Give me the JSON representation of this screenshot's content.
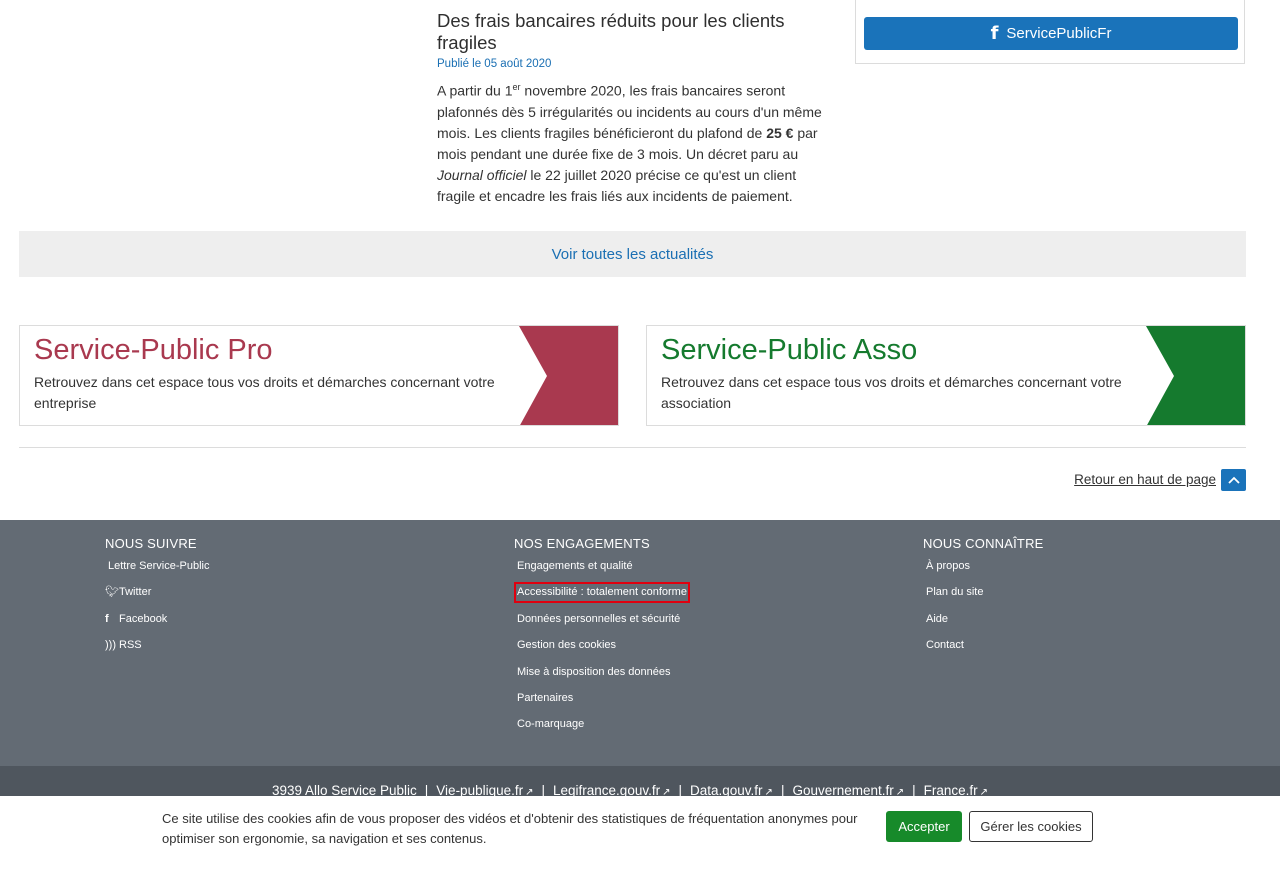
{
  "news": {
    "title": "Des frais bancaires réduits pour les clients fragiles",
    "date": "Publié le 05 août 2020",
    "body_1": "A partir du 1",
    "body_sup": "er",
    "body_2": " novembre 2020, les frais bancaires seront plafonnés dès 5 irrégularités ou incidents au cours d'un même mois. Les clients fragiles bénéficieront du plafond de ",
    "body_bold": "25 €",
    "body_3": " par mois pendant une durée fixe de 3 mois. Un décret paru au ",
    "body_italic": "Journal officiel",
    "body_4": " le 22 juillet 2020 précise ce qu'est un client fragile et encadre les frais liés aux incidents de paiement."
  },
  "social_box": {
    "facebook_label": "ServicePublicFr"
  },
  "see_all": "Voir toutes les actualités",
  "promo_pro": {
    "title": "Service-Public Pro",
    "description": "Retrouvez dans cet espace tous vos droits et démarches concernant votre entreprise",
    "color": "#a9394f"
  },
  "promo_asso": {
    "title": "Service-Public Asso",
    "description": "Retrouvez dans cet espace tous vos droits et démarches concernant votre association",
    "color": "#157a2e"
  },
  "back_to_top": "Retour en haut de page",
  "footer": {
    "follow": {
      "heading": "NOUS SUIVRE",
      "items": [
        "Lettre Service-Public",
        "Twitter",
        "Facebook",
        "RSS"
      ]
    },
    "commitments": {
      "heading": "NOS ENGAGEMENTS",
      "items": [
        "Engagements et qualité",
        "Accessibilité : totalement conforme",
        "Données personnelles et sécurité",
        "Gestion des cookies",
        "Mise à disposition des données",
        "Partenaires",
        "Co-marquage"
      ]
    },
    "about": {
      "heading": "NOUS CONNAÎTRE",
      "items": [
        "À propos",
        "Plan du site",
        "Aide",
        "Contact"
      ]
    }
  },
  "bottom_links": {
    "allo": "3939 Allo Service Public",
    "items": [
      "Vie-publique.fr",
      "Legifrance.gouv.fr",
      "Data.gouv.fr",
      "Gouvernement.fr",
      "France.fr"
    ]
  },
  "cookie_banner": {
    "text": "Ce site utilise des cookies afin de vous proposer des vidéos et d'obtenir des statistiques de fréquentation anonymes pour optimiser son ergonomie, sa navigation et ses contenus.",
    "accept": "Accepter",
    "manage": "Gérer les cookies"
  }
}
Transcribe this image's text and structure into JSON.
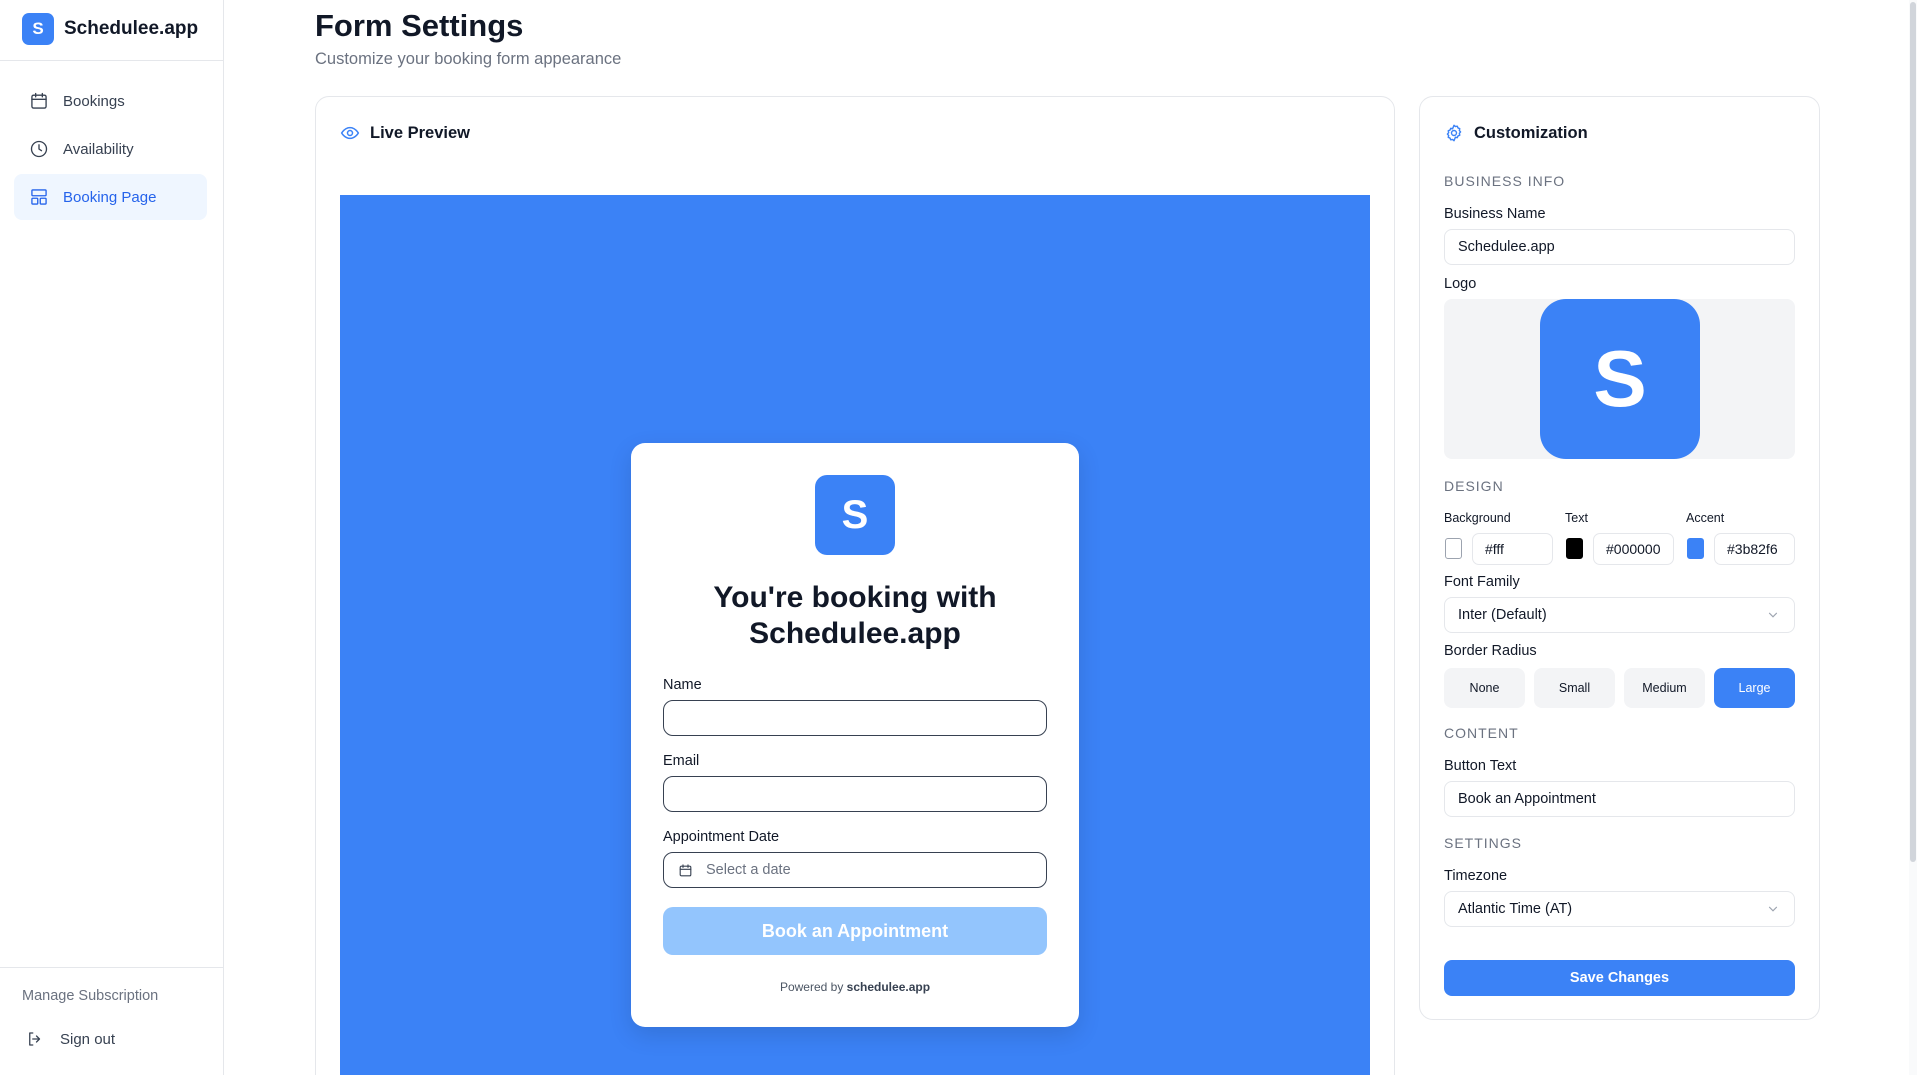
{
  "brand": {
    "logo_letter": "S",
    "name": "Schedulee.app"
  },
  "sidebar": {
    "items": [
      {
        "label": "Bookings",
        "icon": "calendar-icon"
      },
      {
        "label": "Availability",
        "icon": "clock-icon"
      },
      {
        "label": "Booking Page",
        "icon": "layout-icon",
        "active": true
      }
    ],
    "manage_subscription": "Manage Subscription",
    "sign_out": "Sign out"
  },
  "header": {
    "title": "Form Settings",
    "subtitle": "Customize your booking form appearance"
  },
  "preview": {
    "heading": "Live Preview",
    "background_color": "#3b82f6",
    "card": {
      "logo_letter": "S",
      "title_line1": "You're booking with",
      "title_line2": "Schedulee.app",
      "name_label": "Name",
      "email_label": "Email",
      "date_label": "Appointment Date",
      "date_placeholder": "Select a date",
      "button_label": "Book an Appointment",
      "powered_prefix": "Powered by",
      "powered_brand": "schedulee.app"
    }
  },
  "customization": {
    "heading": "Customization",
    "business_info": {
      "section_label": "BUSINESS INFO",
      "business_name_label": "Business Name",
      "business_name_value": "Schedulee.app",
      "logo_label": "Logo",
      "logo_letter": "S"
    },
    "design": {
      "section_label": "DESIGN",
      "background_label": "Background",
      "background_value": "#fff",
      "text_label": "Text",
      "text_value": "#000000",
      "accent_label": "Accent",
      "accent_value": "#3b82f6",
      "font_family_label": "Font Family",
      "font_family_value": "Inter (Default)",
      "border_radius_label": "Border Radius",
      "radius_options": [
        "None",
        "Small",
        "Medium",
        "Large"
      ],
      "radius_selected": "Large"
    },
    "content": {
      "section_label": "CONTENT",
      "button_text_label": "Button Text",
      "button_text_value": "Book an Appointment"
    },
    "settings": {
      "section_label": "SETTINGS",
      "timezone_label": "Timezone",
      "timezone_value": "Atlantic Time (AT)"
    },
    "save_label": "Save Changes"
  },
  "colors": {
    "accent": "#3b82f6",
    "button_disabled": "#93c5fd",
    "active_nav_bg": "#eff6ff",
    "active_nav_text": "#2563eb"
  }
}
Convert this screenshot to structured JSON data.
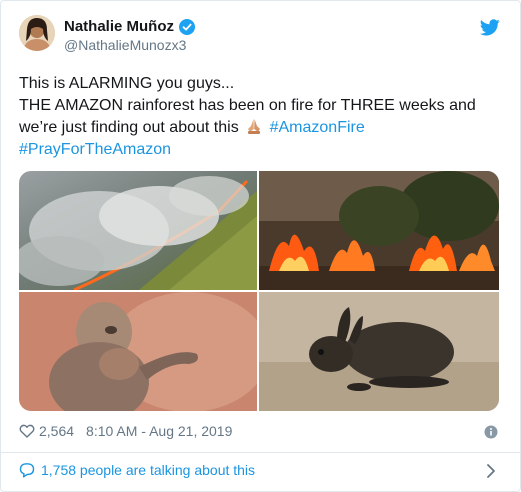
{
  "author": {
    "display_name": "Nathalie Muñoz",
    "handle": "@NathalieMunozx3",
    "verified": true
  },
  "tweet": {
    "line1": "This is ALARMING you guys...",
    "line2": "THE AMAZON rainforest has been on fire for THREE weeks and",
    "line3_text": "we’re just finding out about this",
    "hashtag1": "#AmazonFire",
    "hashtag2": "#PrayForTheAmazon"
  },
  "media": [
    {
      "icon": "aerial-forest-fire-photo"
    },
    {
      "icon": "forest-flames-photo"
    },
    {
      "icon": "monkeys-photo"
    },
    {
      "icon": "burned-rabbit-photo"
    }
  ],
  "footer": {
    "likes": "2,564",
    "timestamp": "8:10 AM - Aug 21, 2019",
    "talking": "1,758 people are talking about this"
  },
  "colors": {
    "link": "#1b95e0",
    "muted": "#657786",
    "twitter_blue": "#1da1f2"
  }
}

**OBJECTIVE:** Without the pictures, copy the material exactly as given.

**OUTPUT FOR THIS TASK:**
Give me the JSON representation of this screenshot's content.
{
  "news": {
    "title": "Des frais bancaires réduits pour les clients fragiles",
    "date": "Publié le 05 août 2020",
    "body_1": "A partir du 1",
    "body_sup": "er",
    "body_2": " novembre 2020, les frais bancaires seront plafonnés dès 5 irrégularités ou incidents au cours d'un même mois. Les clients fragiles bénéficieront du plafond de ",
    "body_bold": "25 €",
    "body_3": " par mois pendant une durée fixe de 3 mois. Un décret paru au ",
    "body_italic": "Journal officiel",
    "body_4": " le 22 juillet 2020 précise ce qu'est un client fragile et encadre les frais liés aux incidents de paiement."
  },
  "social_box": {
    "facebook_label": "ServicePublicFr"
  },
  "see_all": "Voir toutes les actualités",
  "promo_pro": {
    "title": "Service-Public Pro",
    "description": "Retrouvez dans cet espace tous vos droits et démarches concernant votre entreprise",
    "color": "#a9394f"
  },
  "promo_asso": {
    "title": "Service-Public Asso",
    "description": "Retrouvez dans cet espace tous vos droits et démarches concernant votre association",
    "color": "#157a2e"
  },
  "back_to_top": "Retour en haut de page",
  "footer": {
    "follow": {
      "heading": "NOUS SUIVRE",
      "items": [
        "Lettre Service-Public",
        "Twitter",
        "Facebook",
        "RSS"
      ]
    },
    "commitments": {
      "heading": "NOS ENGAGEMENTS",
      "items": [
        "Engagements et qualité",
        "Accessibilité : totalement conforme",
        "Données personnelles et sécurité",
        "Gestion des cookies",
        "Mise à disposition des données",
        "Partenaires",
        "Co-marquage"
      ]
    },
    "about": {
      "heading": "NOUS CONNAÎTRE",
      "items": [
        "À propos",
        "Plan du site",
        "Aide",
        "Contact"
      ]
    }
  },
  "bottom_links": {
    "allo": "3939 Allo Service Public",
    "items": [
      "Vie-publique.fr",
      "Legifrance.gouv.fr",
      "Data.gouv.fr",
      "Gouvernement.fr",
      "France.fr"
    ]
  },
  "cookie_banner": {
    "text": "Ce site utilise des cookies afin de vous proposer des vidéos et d'obtenir des statistiques de fréquentation anonymes pour optimiser son ergonomie, sa navigation et ses contenus.",
    "accept": "Accepter",
    "manage": "Gérer les cookies"
  }
}
Transcribe this image's text and structure into JSON.
{
  "brand": {
    "logo_letter": "S",
    "name": "Schedulee.app"
  },
  "sidebar": {
    "items": [
      {
        "label": "Bookings",
        "icon": "calendar-icon"
      },
      {
        "label": "Availability",
        "icon": "clock-icon"
      },
      {
        "label": "Booking Page",
        "icon": "layout-icon",
        "active": true
      }
    ],
    "manage_subscription": "Manage Subscription",
    "sign_out": "Sign out"
  },
  "header": {
    "title": "Form Settings",
    "subtitle": "Customize your booking form appearance"
  },
  "preview": {
    "heading": "Live Preview",
    "background_color": "#3b82f6",
    "card": {
      "logo_letter": "S",
      "title_line1": "You're booking with",
      "title_line2": "Schedulee.app",
      "name_label": "Name",
      "email_label": "Email",
      "date_label": "Appointment Date",
      "date_placeholder": "Select a date",
      "button_label": "Book an Appointment",
      "powered_prefix": "Powered by",
      "powered_brand": "schedulee.app"
    }
  },
  "customization": {
    "heading": "Customization",
    "business_info": {
      "section_label": "BUSINESS INFO",
      "business_name_label": "Business Name",
      "business_name_value": "Schedulee.app",
      "logo_label": "Logo",
      "logo_letter": "S"
    },
    "design": {
      "section_label": "DESIGN",
      "background_label": "Background",
      "background_value": "#fff",
      "text_label": "Text",
      "text_value": "#000000",
      "accent_label": "Accent",
      "accent_value": "#3b82f6",
      "font_family_label": "Font Family",
      "font_family_value": "Inter (Default)",
      "border_radius_label": "Border Radius",
      "radius_options": [
        "None",
        "Small",
        "Medium",
        "Large"
      ],
      "radius_selected": "Large"
    },
    "content": {
      "section_label": "CONTENT",
      "button_text_label": "Button Text",
      "button_text_value": "Book an Appointment"
    },
    "settings": {
      "section_label": "SETTINGS",
      "timezone_label": "Timezone",
      "timezone_value": "Atlantic Time (AT)"
    },
    "save_label": "Save Changes"
  },
  "colors": {
    "accent": "#3b82f6",
    "button_disabled": "#93c5fd",
    "active_nav_bg": "#eff6ff",
    "active_nav_text": "#2563eb"
  }
}
Convert this screenshot to structured JSON data.
{
  "author": {
    "display_name": "Nathalie Muñoz",
    "handle": "@NathalieMunozx3",
    "verified": true
  },
  "tweet": {
    "line1": "This is ALARMING you guys...",
    "line2": "THE AMAZON rainforest has been on fire for THREE weeks and",
    "line3_text": "we’re just finding out about this",
    "hashtag1": "#AmazonFire",
    "hashtag2": "#PrayForTheAmazon"
  },
  "media": [
    {
      "icon": "aerial-forest-fire-photo"
    },
    {
      "icon": "forest-flames-photo"
    },
    {
      "icon": "monkeys-photo"
    },
    {
      "icon": "burned-rabbit-photo"
    }
  ],
  "footer": {
    "likes": "2,564",
    "timestamp": "8:10 AM - Aug 21, 2019",
    "talking": "1,758 people are talking about this"
  },
  "colors": {
    "link": "#1b95e0",
    "muted": "#657786",
    "twitter_blue": "#1da1f2"
  }
}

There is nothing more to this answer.